SET TASK ▸ Transcribe every line exactly. Leave the pictures behind.

[Begin EXERCISE INPUT]

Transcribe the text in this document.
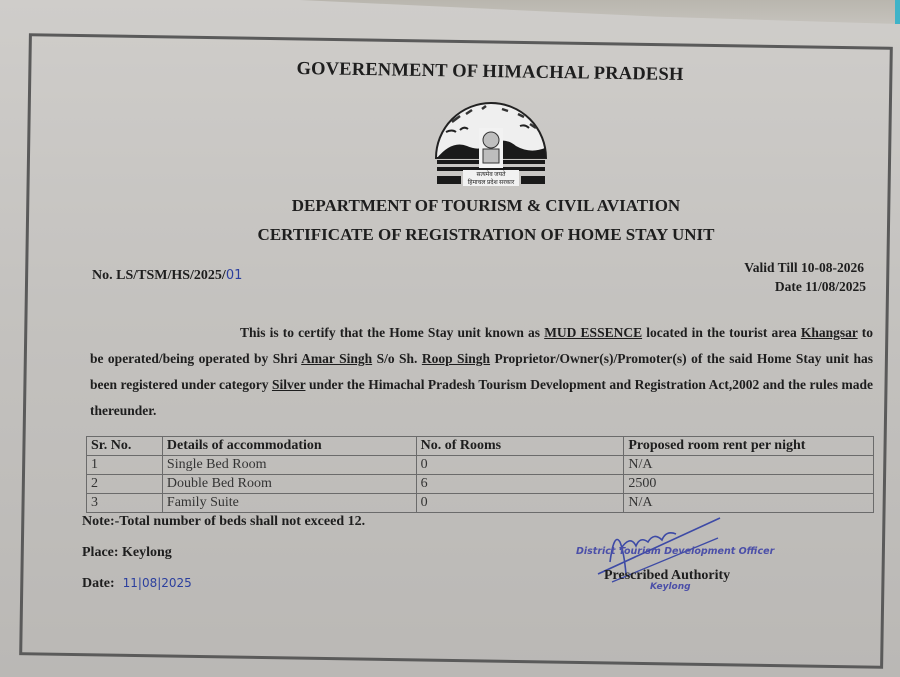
GOVERENMENT OF HIMACHAL PRADESH
सत्यमेव जयते
हिमाचल प्रदेश सरकार
DEPARTMENT OF TOURISM & CIVIL AVIATION
CERTIFICATE OF REGISTRATION OF HOME STAY UNIT
No. LS/TSM/HS/2025/01
Valid Till 10-08-2026
Date 11/08/2025
This is to certify that the Home Stay unit known as MUD ESSENCE located in the tourist area Khangsar to be operated/being operated by Shri Amar Singh S/o Sh. Roop Singh Proprietor/Owner(s)/Promoter(s) of the said Home Stay unit has been registered under category Silver under the Himachal Pradesh Tourism Development and Registration Act,2002 and the rules made thereunder.
Sr. No.	Details of accommodation	No. of Rooms	Proposed room rent per night
1	Single Bed Room	0	N/A
2	Double Bed Room	6	2500
3	Family Suite	0	N/A
Note:-Total number of beds shall not exceed 12.
Place: Keylong
Date: 11|08|2025
District Tourism Development Officer
Prescribed Authority
Keylong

[End EXERCISE INPUT]

PROBLEM SOLUTION ▸
Transcribe the text in this document.
GOVERENMENT OF HIMACHAL PRADESH
सत्यमेव जयते
हिमाचल प्रदेश सरकार
DEPARTMENT OF TOURISM & CIVIL AVIATION
CERTIFICATE OF REGISTRATION OF HOME STAY UNIT
No. LS/TSM/HS/2025/01
Valid Till 10-08-2026
Date 11/08/2025
This is to certify that the Home Stay unit known as MUD ESSENCE located in the tourist area Khangsar to be operated/being operated by Shri Amar Singh S/o Sh. Roop Singh Proprietor/Owner(s)/Promoter(s) of the said Home Stay unit has been registered under category Silver under the Himachal Pradesh Tourism Development and Registration Act,2002 and the rules made thereunder.
Sr. No.	Details of accommodation	No. of Rooms	Proposed room rent per night
1	Single Bed Room	0	N/A
2	Double Bed Room	6	2500
3	Family Suite	0	N/A
Note:-Total number of beds shall not exceed 12.
Place: Keylong
Date: 11|08|2025
District Tourism Development Officer
Prescribed Authority
Keylong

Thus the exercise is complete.